- Task requirements:
Go through the entries below and copy each line containing the word "tears".

- Material shown:
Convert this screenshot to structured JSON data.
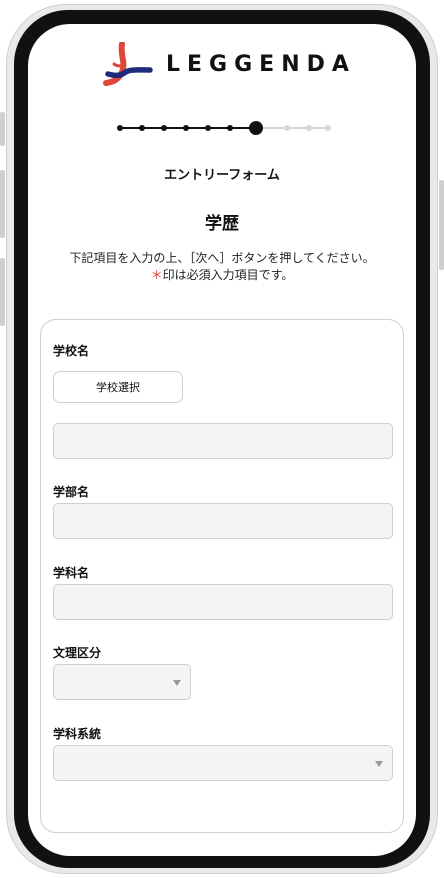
{
  "logo": {
    "text": "LEGGENDA"
  },
  "stepper": {
    "completed": 7,
    "current": 8,
    "total": 10
  },
  "form_title": "エントリーフォーム",
  "section_title": "学歴",
  "instruction": {
    "line1": "下記項目を入力の上、［次へ］ボタンを押してください。",
    "required_mark": "＊",
    "line2": "印は必須入力項目です。"
  },
  "fields": {
    "school": {
      "label": "学校名",
      "button_label": "学校選択",
      "value": ""
    },
    "faculty": {
      "label": "学部名",
      "value": ""
    },
    "department": {
      "label": "学科名",
      "value": ""
    },
    "track": {
      "label": "文理区分",
      "selected": ""
    },
    "major_category": {
      "label": "学科系統",
      "selected": ""
    }
  },
  "colors": {
    "required": "#e53935",
    "logo_red": "#e0473a",
    "logo_navy": "#1f2a7a",
    "field_bg": "#f4f4f4"
  }
}
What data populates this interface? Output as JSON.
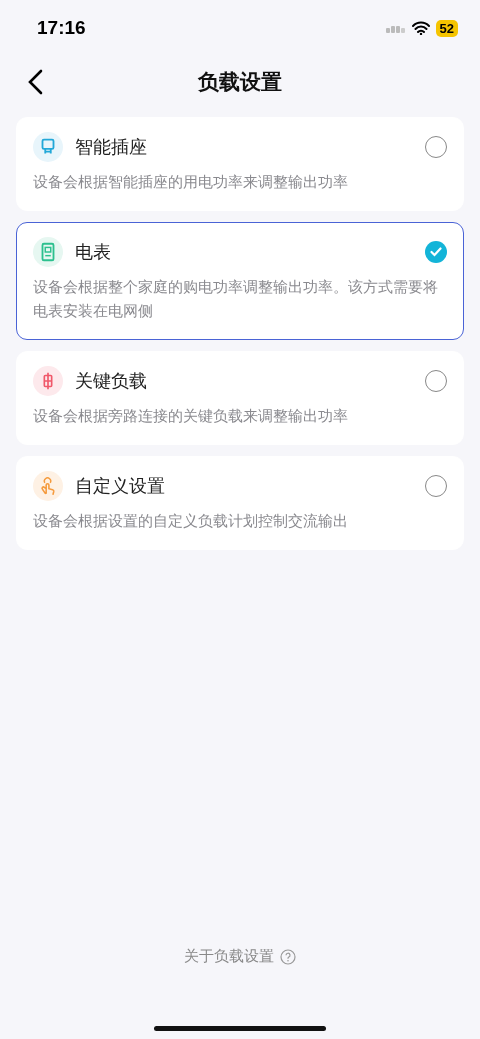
{
  "status_bar": {
    "time": "17:16",
    "battery": "52"
  },
  "nav": {
    "title": "负载设置"
  },
  "options": [
    {
      "kind": "socket",
      "title": "智能插座",
      "description": "设备会根据智能插座的用电功率来调整输出功率",
      "selected": false
    },
    {
      "kind": "meter",
      "title": "电表",
      "description": "设备会根据整个家庭的购电功率调整输出功率。该方式需要将电表安装在电网侧",
      "selected": true
    },
    {
      "kind": "load",
      "title": "关键负载",
      "description": "设备会根据旁路连接的关键负载来调整输出功率",
      "selected": false
    },
    {
      "kind": "hand",
      "title": "自定义设置",
      "description": "设备会根据设置的自定义负载计划控制交流输出",
      "selected": false
    }
  ],
  "footer": {
    "link": "关于负载设置"
  }
}
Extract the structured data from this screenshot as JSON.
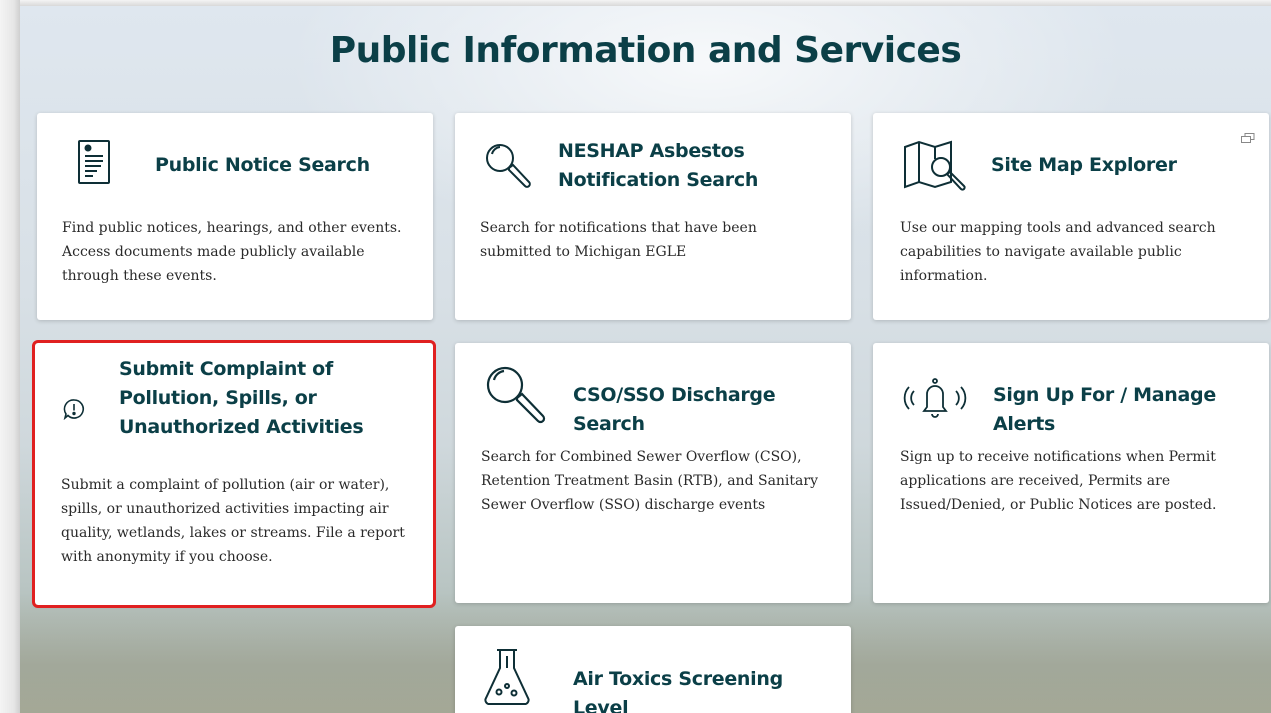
{
  "page": {
    "title": "Public Information and Services"
  },
  "cards": [
    {
      "title": "Public Notice Search",
      "description": "Find public notices, hearings, and other events. Access documents made publicly available through these events.",
      "icon": "document-icon"
    },
    {
      "title": "NESHAP Asbestos Notification Search",
      "description": "Search for notifications that have been submitted to Michigan EGLE",
      "icon": "magnifier-icon"
    },
    {
      "title": "Site Map Explorer",
      "description": "Use our mapping tools and advanced search capabilities to navigate available public information.",
      "icon": "map-search-icon",
      "badge_icon": "external-window-icon"
    },
    {
      "title": "Submit Complaint of Pollution, Spills, or Unauthorized Activities",
      "description": "Submit a complaint of pollution (air or water), spills, or unauthorized activities impacting air quality, wetlands, lakes or streams. File a report with anonymity if you choose.",
      "icon": "exclamation-bubble-icon",
      "highlight_color": "#e02020"
    },
    {
      "title": "CSO/SSO Discharge Search",
      "description": "Search for Combined Sewer Overflow (CSO), Retention Treatment Basin (RTB), and Sanitary Sewer Overflow (SSO) discharge events",
      "icon": "magnifier-icon"
    },
    {
      "title": "Sign Up For / Manage Alerts",
      "description": "Sign up to receive notifications when Permit applications are received, Permits are Issued/Denied, or Public Notices are posted.",
      "icon": "bell-icon"
    },
    {
      "title": "Air Toxics Screening Level",
      "description": "",
      "icon": "flask-icon"
    }
  ],
  "colors": {
    "title": "#0b3f47",
    "highlight": "#e02020",
    "card_bg": "#ffffff"
  }
}
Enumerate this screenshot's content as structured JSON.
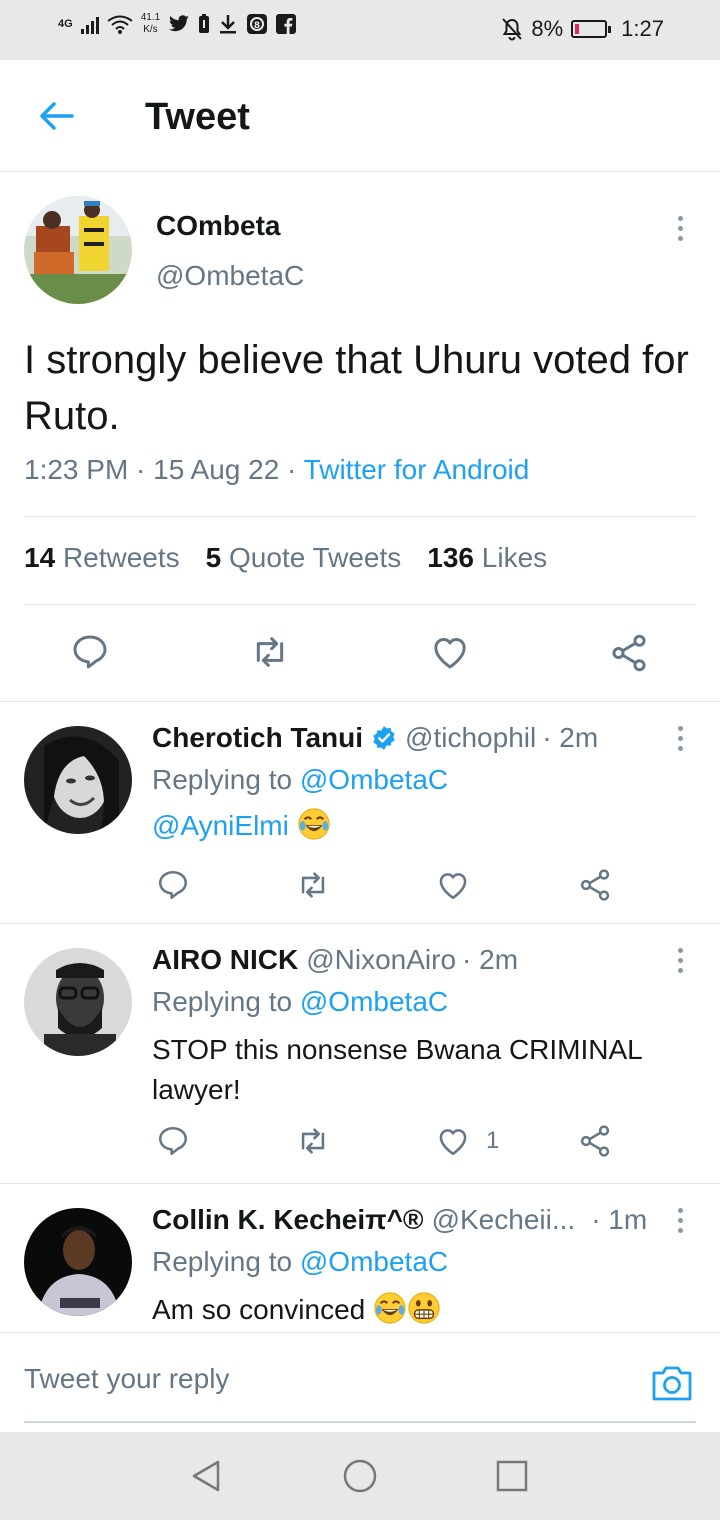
{
  "status_bar": {
    "network": "4G",
    "speed_value": "41.1",
    "speed_unit": "K/s",
    "battery": "8%",
    "time": "1:27"
  },
  "header": {
    "title": "Tweet"
  },
  "tweet": {
    "author_name": "COmbeta",
    "author_handle": "@OmbetaC",
    "text": "I strongly believe that Uhuru voted for Ruto.",
    "time": "1:23 PM · 15 Aug 22 · ",
    "source": "Twitter for Android",
    "stats": {
      "retweets_count": "14",
      "retweets_label": "Retweets",
      "quotes_count": "5",
      "quotes_label": "Quote Tweets",
      "likes_count": "136",
      "likes_label": "Likes"
    }
  },
  "replies": [
    {
      "name": "Cherotich Tanui",
      "verified": true,
      "handle": "@tichophil",
      "time": "· 2m",
      "replying_prefix": "Replying to",
      "replying_to": "@OmbetaC",
      "mention": "@AyniElmi",
      "text": "",
      "emojis": [
        "tears-of-joy-emoji"
      ],
      "likes": ""
    },
    {
      "name": "AIRO NICK",
      "verified": false,
      "handle": "@NixonAiro",
      "time": "· 2m",
      "replying_prefix": "Replying to",
      "replying_to": "@OmbetaC",
      "text": "STOP this nonsense Bwana CRIMINAL lawyer!",
      "likes": "1"
    },
    {
      "name": "Collin K. Kecheiπ^®",
      "verified": false,
      "handle": "@Kecheii...",
      "time": "· 1m",
      "replying_prefix": "Replying to",
      "replying_to": "@OmbetaC",
      "text": "Am so convinced ",
      "emojis": [
        "tears-of-joy-emoji",
        "grimacing-emoji"
      ]
    }
  ],
  "composer": {
    "placeholder": "Tweet your reply"
  },
  "colors": {
    "accent": "#1da1f2",
    "muted": "#657786",
    "text": "#14171a"
  }
}
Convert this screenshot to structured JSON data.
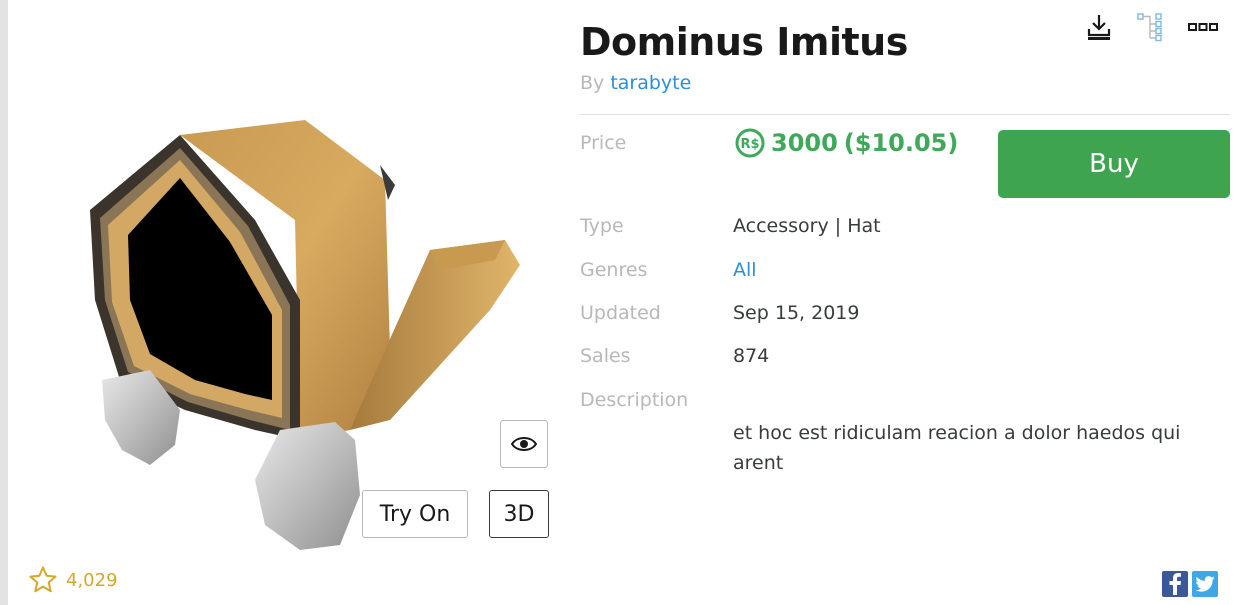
{
  "item": {
    "title": "Dominus Imitus",
    "by_prefix": "By ",
    "creator": "tarabyte"
  },
  "price": {
    "label": "Price",
    "currency_symbol": "R$",
    "value": "3000",
    "usd": "($10.05)",
    "buy_label": "Buy"
  },
  "details": {
    "type_label": "Type",
    "type_value": "Accessory | Hat",
    "genres_label": "Genres",
    "genres_value": "All",
    "updated_label": "Updated",
    "updated_value": "Sep 15, 2019",
    "sales_label": "Sales",
    "sales_value": "874",
    "description_label": "Description",
    "description_value": "et hoc est ridiculam reacion a dolor haedos qui arent"
  },
  "preview": {
    "try_on_label": "Try On",
    "three_d_label": "3D"
  },
  "favorites": {
    "count": "4,029"
  },
  "icons": {
    "download": "download-icon",
    "hierarchy": "hierarchy-icon",
    "more": "more-icon",
    "eye": "eye-icon",
    "star": "star-icon",
    "facebook": "facebook-icon",
    "twitter": "twitter-icon"
  },
  "colors": {
    "price_green": "#3fa95a",
    "buy_green": "#3ea450",
    "link_blue": "#2b8ede",
    "star_gold": "#d4a82b"
  }
}
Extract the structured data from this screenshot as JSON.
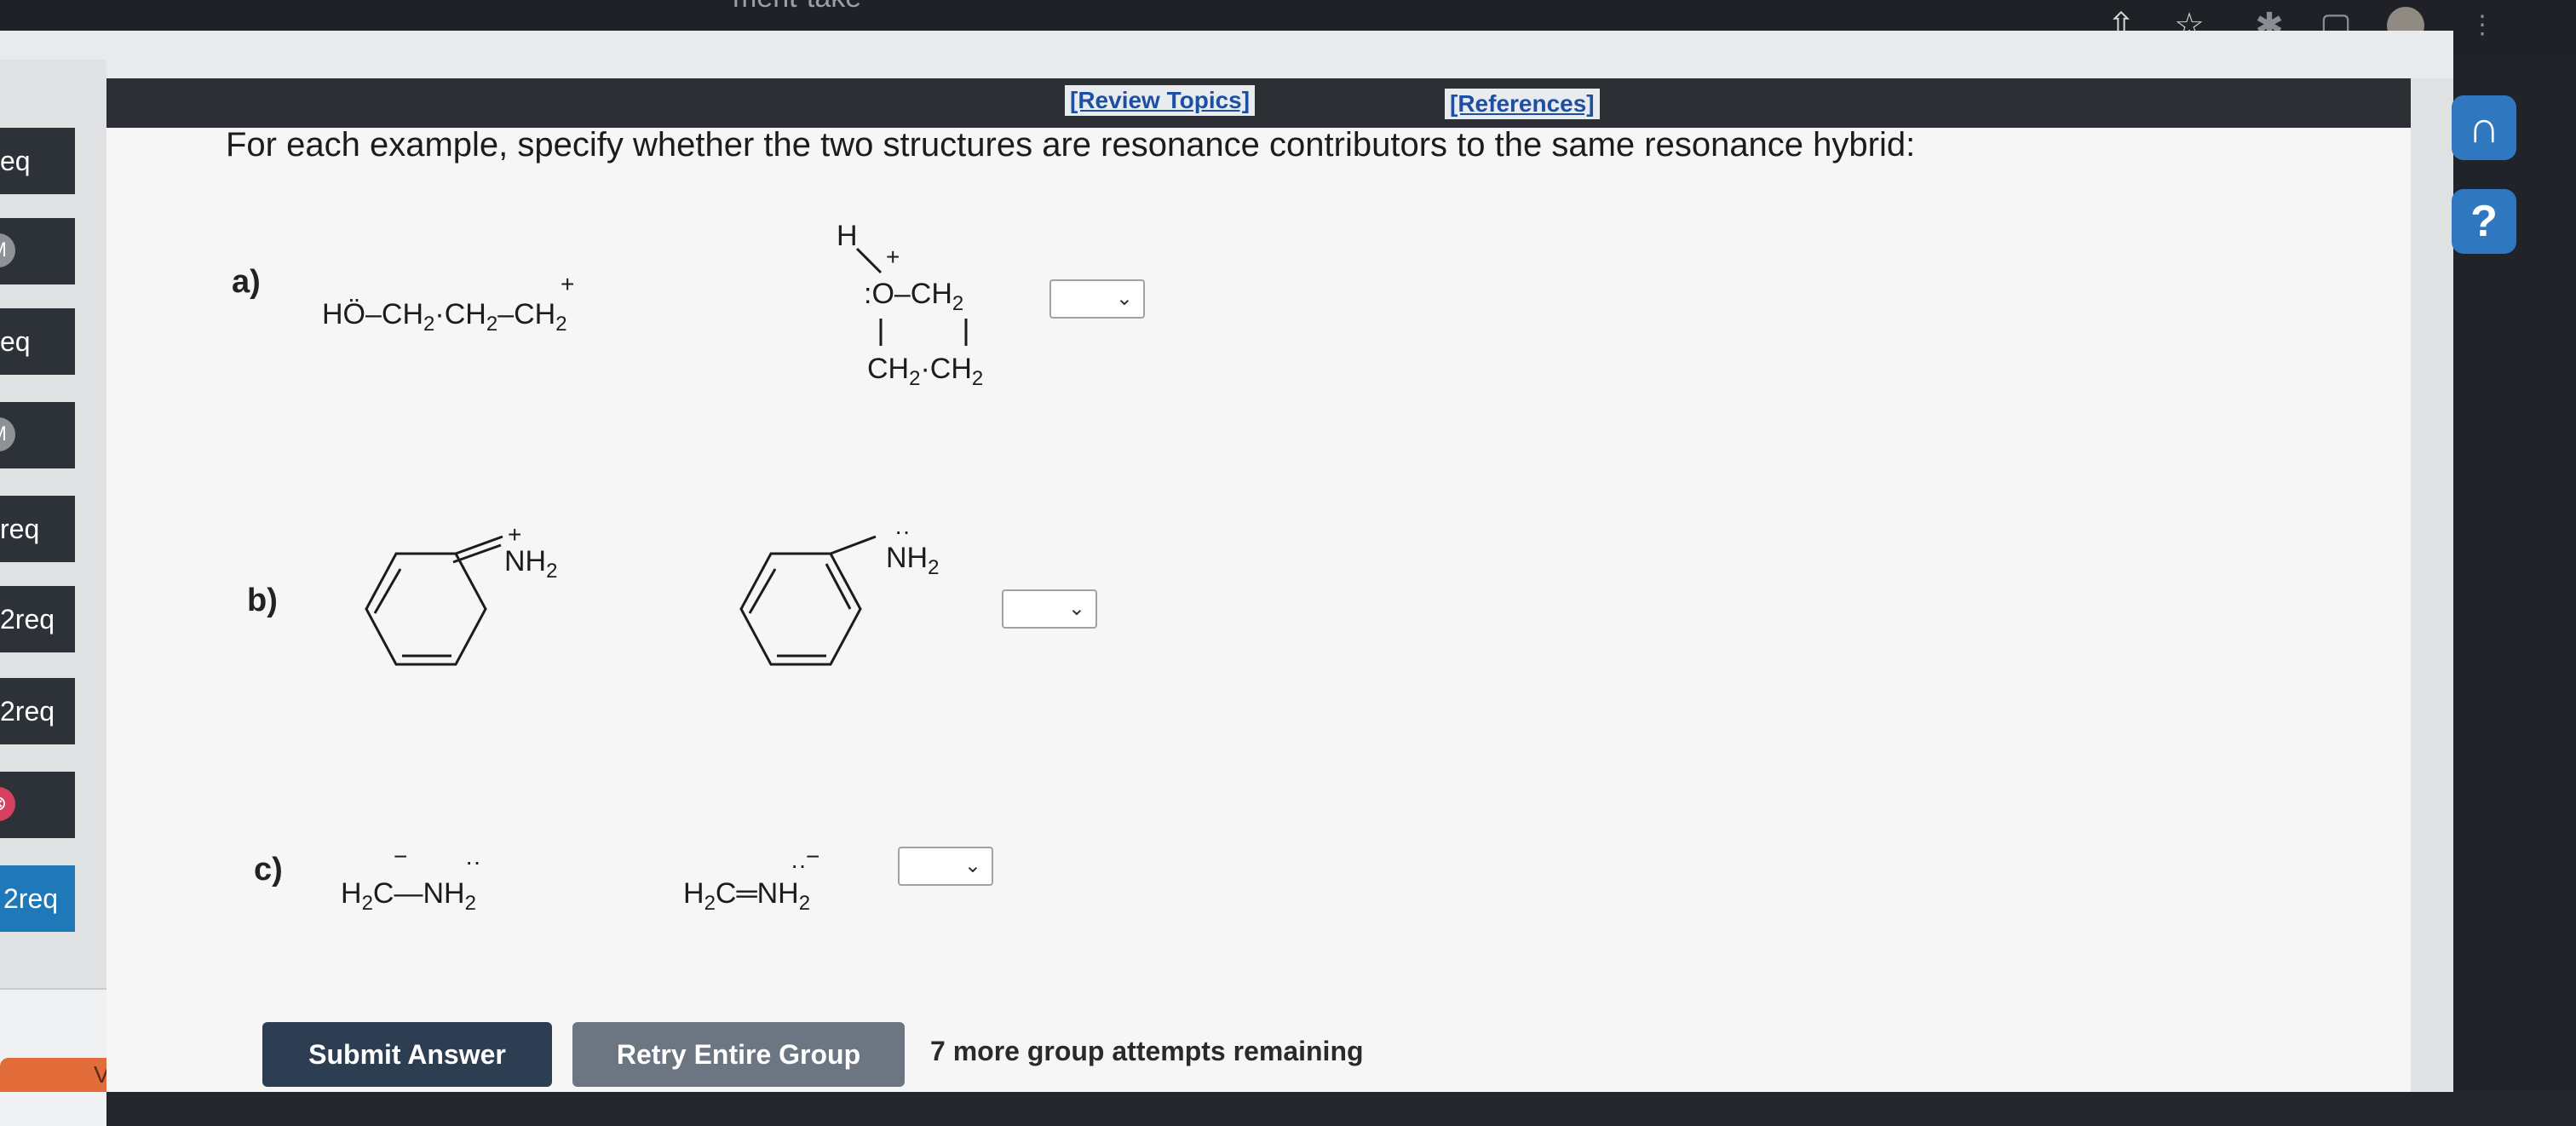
{
  "browser": {
    "url_fragment": "ment-take",
    "share_icon": "⇧",
    "star_icon": "☆"
  },
  "sidebar": {
    "items": [
      {
        "label": "eq",
        "badge": ""
      },
      {
        "label": "",
        "badge": "M"
      },
      {
        "label": "eq",
        "badge": ""
      },
      {
        "label": "",
        "badge": "M"
      },
      {
        "label": "req",
        "badge": ""
      },
      {
        "label": "2req",
        "badge": ""
      },
      {
        "label": "2req",
        "badge": ""
      },
      {
        "label": "",
        "badge": "⊗"
      },
      {
        "label": "2req",
        "badge": ""
      }
    ],
    "visited_label": "Visited",
    "collapse_icon": "<"
  },
  "header": {
    "review_topics": "[Review Topics]",
    "references": "[References]"
  },
  "question": {
    "prompt": "For each example, specify whether the two structures are resonance contributors to the same resonance hybrid:"
  },
  "parts": [
    {
      "label": "a)",
      "dropdown_value": ""
    },
    {
      "label": "b)",
      "dropdown_value": ""
    },
    {
      "label": "c)",
      "dropdown_value": ""
    }
  ],
  "structures": {
    "a_left": {
      "ho": "HÖ",
      "chain": "–CH",
      "sub2": "2",
      "dot": "·",
      "ch": "CH",
      "dash": "–",
      "plus": "+"
    },
    "a_right": {
      "h": "H",
      "plus": "+",
      "o": ":O–CH",
      "sub2": "2",
      "bottom": "CH",
      "mid": "·CH",
      "lp": "··"
    },
    "b_left": {
      "nh": "NH",
      "sub2": "2",
      "plus": "+"
    },
    "b_right": {
      "nh": "NH",
      "sub2": "2",
      "lp": "··"
    },
    "c_left": {
      "h2c": "H",
      "sub2": "2",
      "c": "C",
      "bond": "—",
      "nh": "NH",
      "minus": "−",
      "lp": "··"
    },
    "c_right": {
      "h2c": "H",
      "sub2": "2",
      "c": "C",
      "bond": "═",
      "nh": "NH",
      "minus": "−",
      "lp": "··"
    }
  },
  "actions": {
    "submit": "Submit Answer",
    "retry": "Retry Entire Group",
    "attempts": "7 more group attempts remaining"
  },
  "right_panel": {
    "headset_icon": "headset-icon",
    "help_label": "?"
  }
}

- Exercise result:
        "tears-of-joy-emoji"
        "tears-of-joy-emoji",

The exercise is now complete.